**Challenge**
Retype all material exactly. Pictures stay out of the copy.

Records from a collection

— Begin —

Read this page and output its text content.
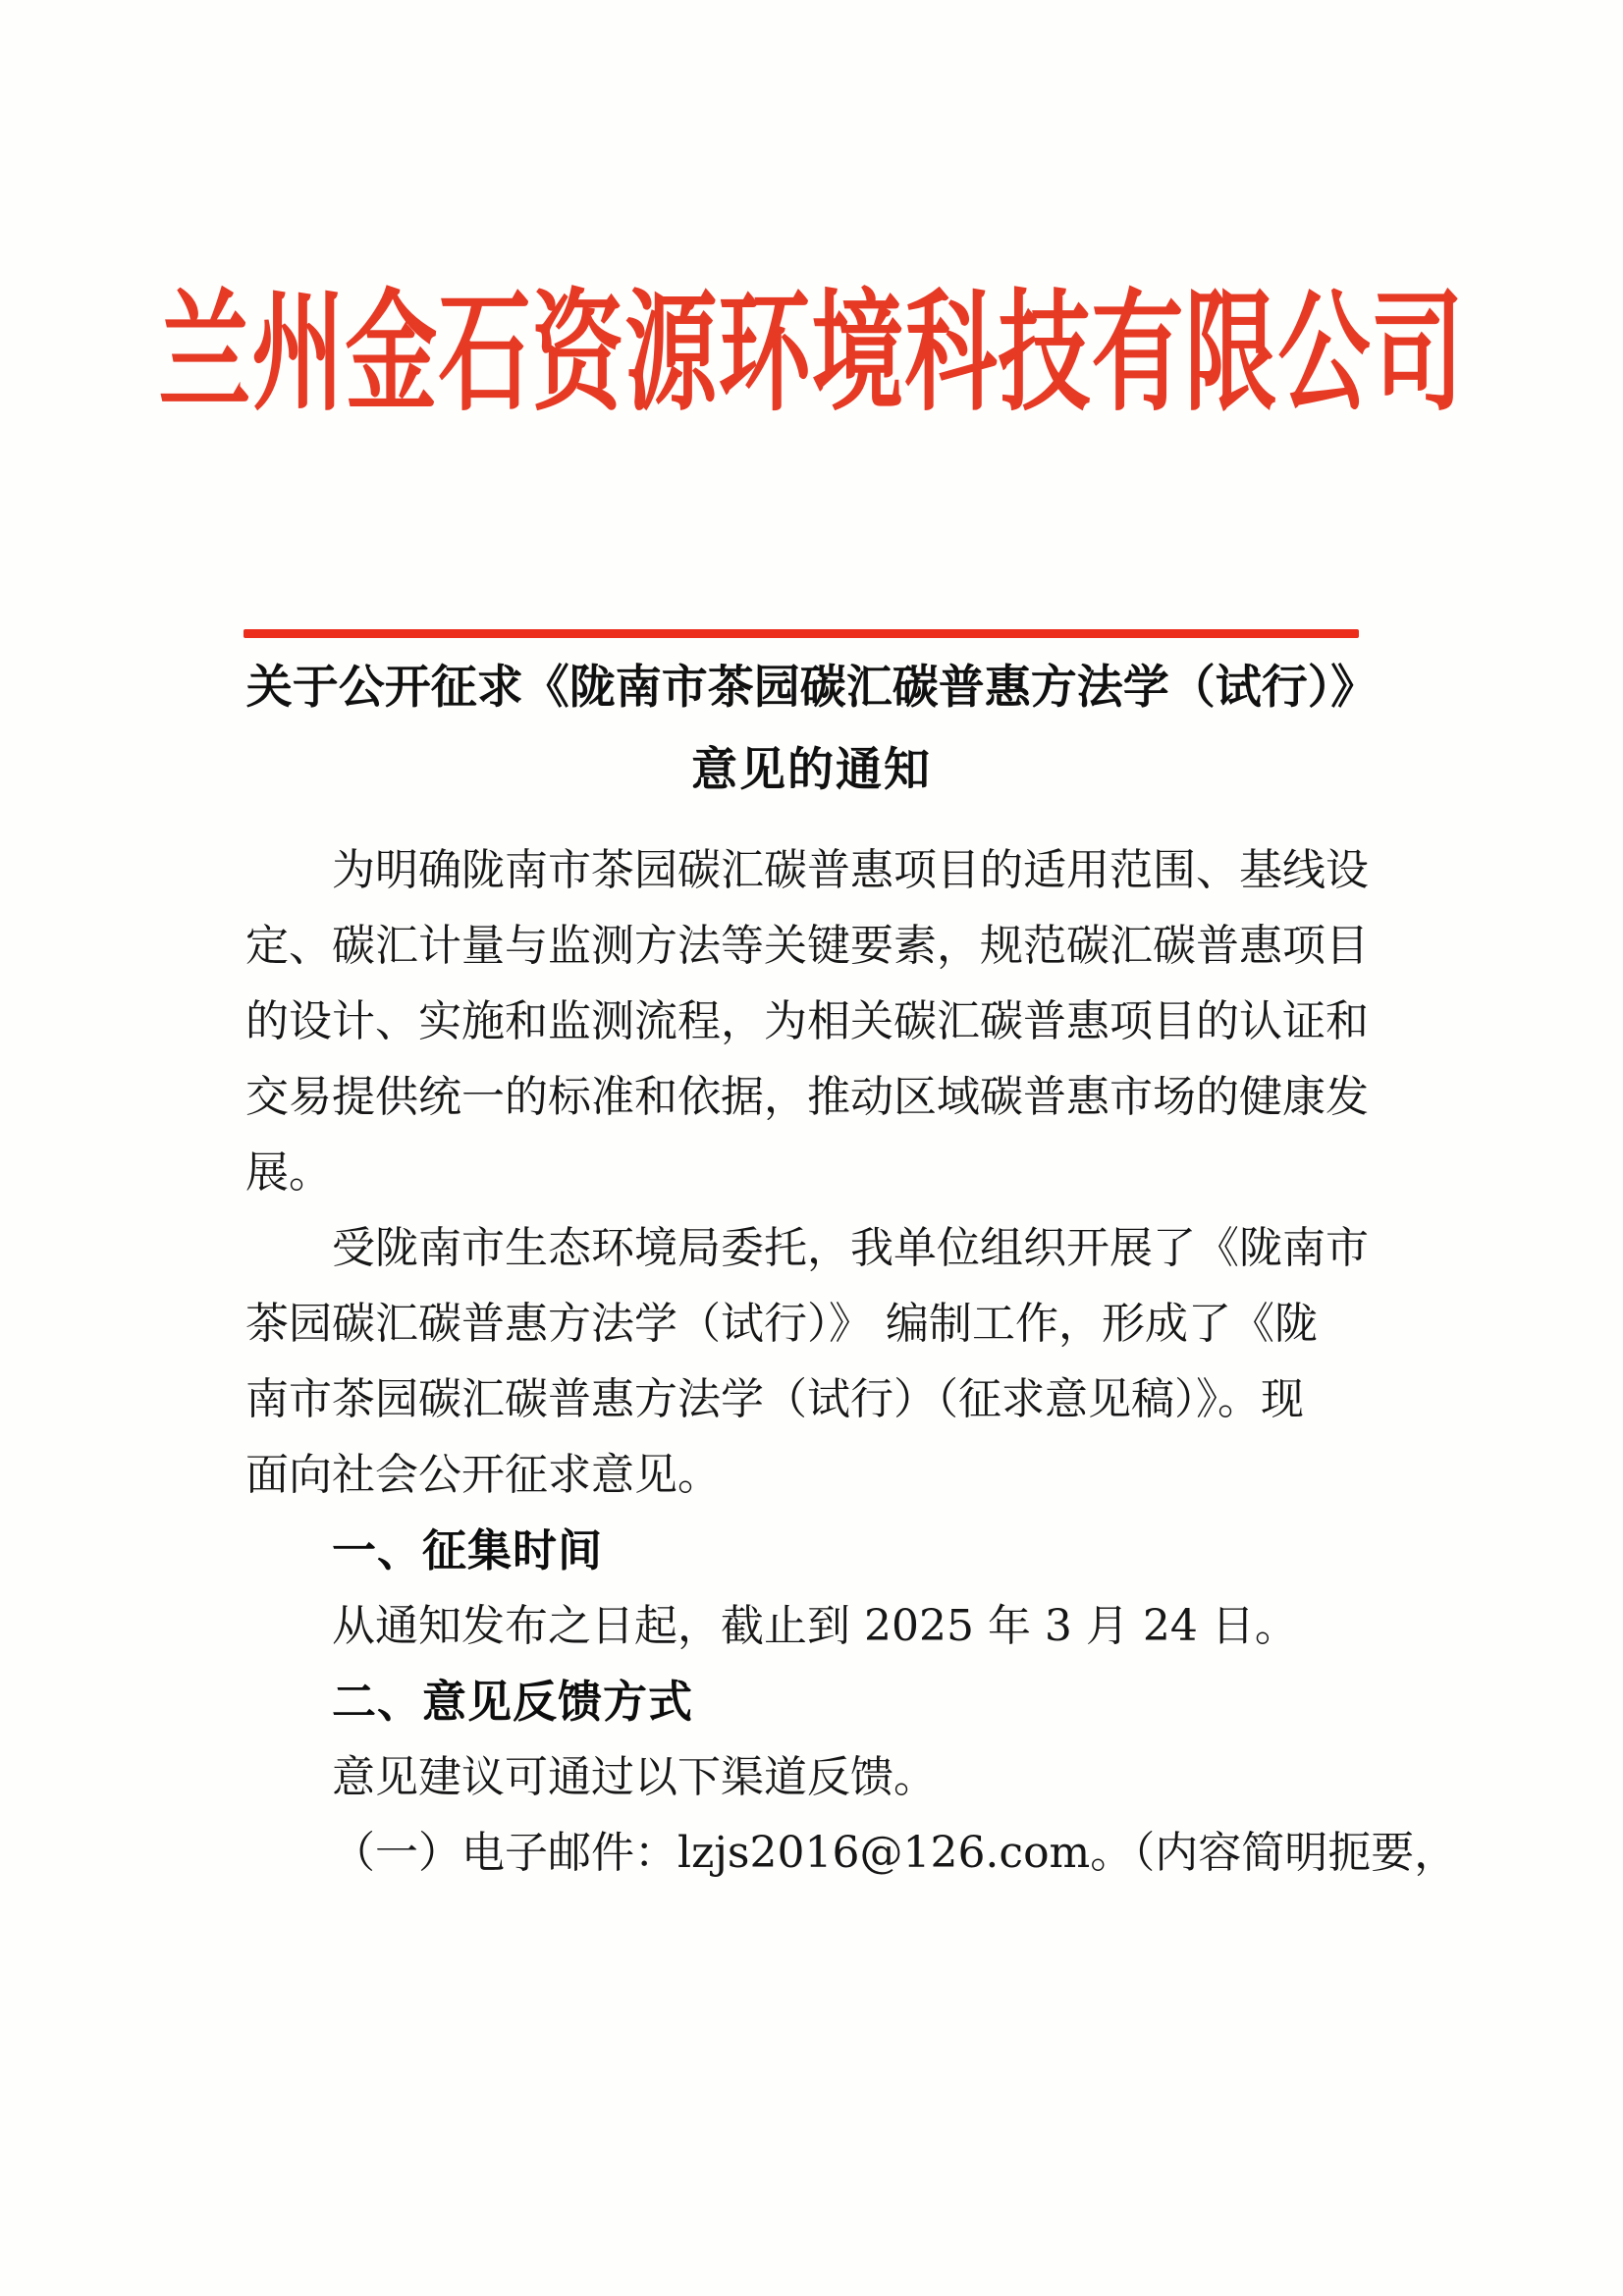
兰州金石资源环境科技有限公司
关于公开征求《陇南市茶园碳汇碳普惠方法学（试行）》
意见的通知
为明确陇南市茶园碳汇碳普惠项目的适用范围、基线设
定、碳汇计量与监测方法等关键要素，规范碳汇碳普惠项目
的设计、实施和监测流程，为相关碳汇碳普惠项目的认证和
交易提供统一的标准和依据，推动区域碳普惠市场的健康发
展。
受陇南市生态环境局委托，我单位组织开展了《陇南市
茶园碳汇碳普惠方法学（试行）》 编制工作，形成了《陇
南市茶园碳汇碳普惠方法学（试行）（征求意见稿）》。现
面向社会公开征求意见。
一、征集时间
从通知发布之日起，截止到 2025 年 3 月 24 日。
二、意见反馈方式
意见建议可通过以下渠道反馈。
（一）电子邮件：lzjs2016@126.com。（内容简明扼要，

— End —

**Exercise solution**
Read this page and output its text content.
兰州金石资源环境科技有限公司
关于公开征求《陇南市茶园碳汇碳普惠方法学（试行）》
意见的通知
为明确陇南市茶园碳汇碳普惠项目的适用范围、基线设
定、碳汇计量与监测方法等关键要素，规范碳汇碳普惠项目
的设计、实施和监测流程，为相关碳汇碳普惠项目的认证和
交易提供统一的标准和依据，推动区域碳普惠市场的健康发
展。
受陇南市生态环境局委托，我单位组织开展了《陇南市
茶园碳汇碳普惠方法学（试行）》 编制工作，形成了《陇
南市茶园碳汇碳普惠方法学（试行）（征求意见稿）》。现
面向社会公开征求意见。
一、征集时间
从通知发布之日起，截止到 2025 年 3 月 24 日。
二、意见反馈方式
意见建议可通过以下渠道反馈。
（一）电子邮件：lzjs2016@126.com。（内容简明扼要，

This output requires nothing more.